- GIVEN PROBLEM
Give only the number of lines in the data that contain the word "find".

- EXTRACTED INFORMATION
──────────────────────────────

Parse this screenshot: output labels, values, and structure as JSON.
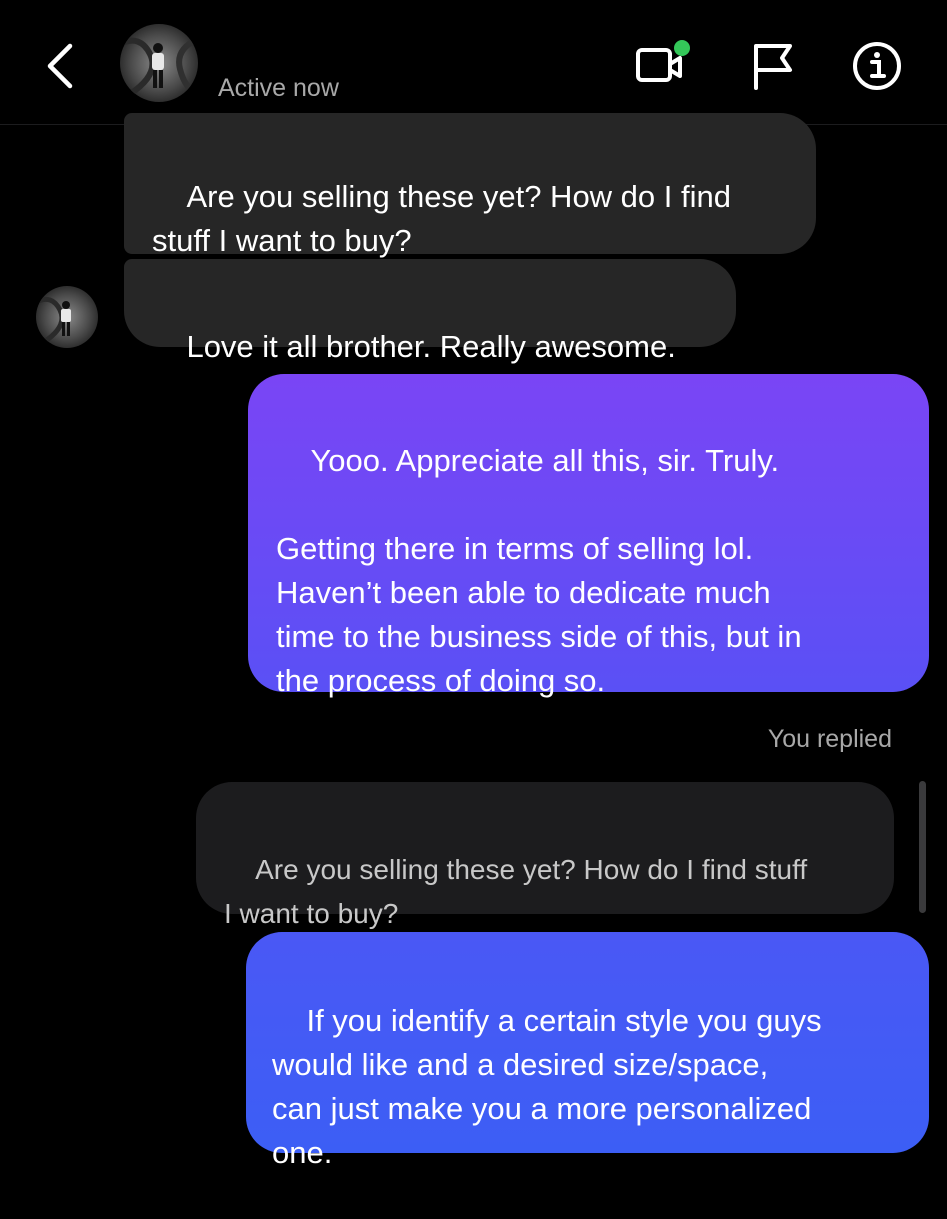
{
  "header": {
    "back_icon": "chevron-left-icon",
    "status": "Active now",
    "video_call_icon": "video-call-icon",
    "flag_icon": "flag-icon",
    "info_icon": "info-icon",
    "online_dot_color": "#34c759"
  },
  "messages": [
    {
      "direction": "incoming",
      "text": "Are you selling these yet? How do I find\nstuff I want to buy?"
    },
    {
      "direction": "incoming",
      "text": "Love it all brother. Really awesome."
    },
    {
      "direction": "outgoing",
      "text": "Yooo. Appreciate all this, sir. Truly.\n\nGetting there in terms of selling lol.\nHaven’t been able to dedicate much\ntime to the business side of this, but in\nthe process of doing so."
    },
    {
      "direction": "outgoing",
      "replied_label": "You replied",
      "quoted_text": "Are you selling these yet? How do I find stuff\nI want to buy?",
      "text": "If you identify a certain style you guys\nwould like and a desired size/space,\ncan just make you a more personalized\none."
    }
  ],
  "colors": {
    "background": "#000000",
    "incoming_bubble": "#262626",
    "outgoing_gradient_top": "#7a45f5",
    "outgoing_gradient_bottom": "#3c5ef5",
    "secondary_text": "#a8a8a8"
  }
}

──────────────────────────────

- OUTPUT FOR THIS EXERCISE
2